◆ PROBLEM ◆
Return the records in full, exactly as given.

##############################

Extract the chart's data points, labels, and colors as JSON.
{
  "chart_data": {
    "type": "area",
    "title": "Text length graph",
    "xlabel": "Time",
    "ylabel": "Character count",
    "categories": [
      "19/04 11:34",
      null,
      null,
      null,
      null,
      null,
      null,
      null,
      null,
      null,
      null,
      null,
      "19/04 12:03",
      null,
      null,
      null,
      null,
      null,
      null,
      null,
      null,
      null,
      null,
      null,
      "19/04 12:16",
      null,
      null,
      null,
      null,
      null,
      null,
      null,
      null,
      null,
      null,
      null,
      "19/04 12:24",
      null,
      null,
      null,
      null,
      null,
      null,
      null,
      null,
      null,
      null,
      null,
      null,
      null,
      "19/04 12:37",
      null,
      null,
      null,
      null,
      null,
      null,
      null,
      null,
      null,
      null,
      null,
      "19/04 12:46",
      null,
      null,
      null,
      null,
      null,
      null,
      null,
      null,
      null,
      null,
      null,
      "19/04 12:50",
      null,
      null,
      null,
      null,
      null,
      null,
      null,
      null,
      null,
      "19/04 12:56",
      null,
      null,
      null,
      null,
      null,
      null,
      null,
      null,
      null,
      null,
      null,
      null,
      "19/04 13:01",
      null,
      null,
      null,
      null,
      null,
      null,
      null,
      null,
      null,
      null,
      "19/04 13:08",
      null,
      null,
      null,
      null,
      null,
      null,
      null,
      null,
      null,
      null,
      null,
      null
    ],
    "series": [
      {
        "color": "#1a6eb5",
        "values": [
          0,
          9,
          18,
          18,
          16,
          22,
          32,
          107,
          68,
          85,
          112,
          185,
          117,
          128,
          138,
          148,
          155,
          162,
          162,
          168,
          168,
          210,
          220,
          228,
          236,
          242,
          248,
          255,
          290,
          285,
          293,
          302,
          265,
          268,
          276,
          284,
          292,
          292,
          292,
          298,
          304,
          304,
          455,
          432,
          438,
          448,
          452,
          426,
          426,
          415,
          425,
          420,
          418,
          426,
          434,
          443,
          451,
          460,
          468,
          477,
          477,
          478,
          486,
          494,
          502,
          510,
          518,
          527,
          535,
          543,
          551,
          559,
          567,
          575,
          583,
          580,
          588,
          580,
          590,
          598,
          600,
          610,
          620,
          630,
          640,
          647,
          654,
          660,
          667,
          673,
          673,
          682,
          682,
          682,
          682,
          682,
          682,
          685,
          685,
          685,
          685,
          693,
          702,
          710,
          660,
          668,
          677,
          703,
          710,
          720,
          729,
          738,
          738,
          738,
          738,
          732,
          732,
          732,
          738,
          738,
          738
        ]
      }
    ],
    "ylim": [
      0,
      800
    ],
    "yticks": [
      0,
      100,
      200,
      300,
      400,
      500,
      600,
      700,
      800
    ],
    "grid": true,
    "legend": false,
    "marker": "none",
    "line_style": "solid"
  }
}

##############################

◆ TASK RESULT ◆
Extract the chart's data points, labels, and colors as JSON.
{
  "chart_data": {
    "type": "area",
    "title": "Text length graph",
    "xlabel": "Time",
    "ylabel": "Character count",
    "categories": [
      "19/04 11:34",
      null,
      null,
      null,
      null,
      null,
      null,
      null,
      null,
      null,
      null,
      null,
      "19/04 12:03",
      null,
      null,
      null,
      null,
      null,
      null,
      null,
      null,
      null,
      null,
      null,
      "19/04 12:16",
      null,
      null,
      null,
      null,
      null,
      null,
      null,
      null,
      null,
      null,
      null,
      "19/04 12:24",
      null,
      null,
      null,
      null,
      null,
      null,
      null,
      null,
      null,
      null,
      null,
      null,
      null,
      "19/04 12:37",
      null,
      null,
      null,
      null,
      null,
      null,
      null,
      null,
      null,
      null,
      null,
      "19/04 12:46",
      null,
      null,
      null,
      null,
      null,
      null,
      null,
      null,
      null,
      null,
      null,
      "19/04 12:50",
      null,
      null,
      null,
      null,
      null,
      null,
      null,
      null,
      null,
      "19/04 12:56",
      null,
      null,
      null,
      null,
      null,
      null,
      null,
      null,
      null,
      null,
      null,
      null,
      "19/04 13:01",
      null,
      null,
      null,
      null,
      null,
      null,
      null,
      null,
      null,
      null,
      "19/04 13:08",
      null,
      null,
      null,
      null,
      null,
      null,
      null,
      null,
      null,
      null,
      null,
      null
    ],
    "series": [
      {
        "color": "#1a6eb5",
        "values": [
          0,
          9,
          18,
          18,
          16,
          22,
          32,
          107,
          68,
          85,
          112,
          185,
          117,
          128,
          138,
          148,
          155,
          162,
          162,
          168,
          168,
          210,
          220,
          228,
          236,
          242,
          248,
          255,
          290,
          285,
          293,
          302,
          265,
          268,
          276,
          284,
          292,
          292,
          292,
          298,
          304,
          304,
          455,
          432,
          438,
          448,
          452,
          426,
          426,
          415,
          425,
          420,
          418,
          426,
          434,
          443,
          451,
          460,
          468,
          477,
          477,
          478,
          486,
          494,
          502,
          510,
          518,
          527,
          535,
          543,
          551,
          559,
          567,
          575,
          583,
          580,
          588,
          580,
          590,
          598,
          600,
          610,
          620,
          630,
          640,
          647,
          654,
          660,
          667,
          673,
          673,
          682,
          682,
          682,
          682,
          682,
          682,
          685,
          685,
          685,
          685,
          693,
          702,
          710,
          660,
          668,
          677,
          703,
          710,
          720,
          729,
          738,
          738,
          738,
          738,
          732,
          732,
          732,
          738,
          738,
          738
        ]
      }
    ],
    "ylim": [
      0,
      800
    ],
    "yticks": [
      0,
      100,
      200,
      300,
      400,
      500,
      600,
      700,
      800
    ],
    "grid": true,
    "legend": false,
    "marker": "none",
    "line_style": "solid"
  }
}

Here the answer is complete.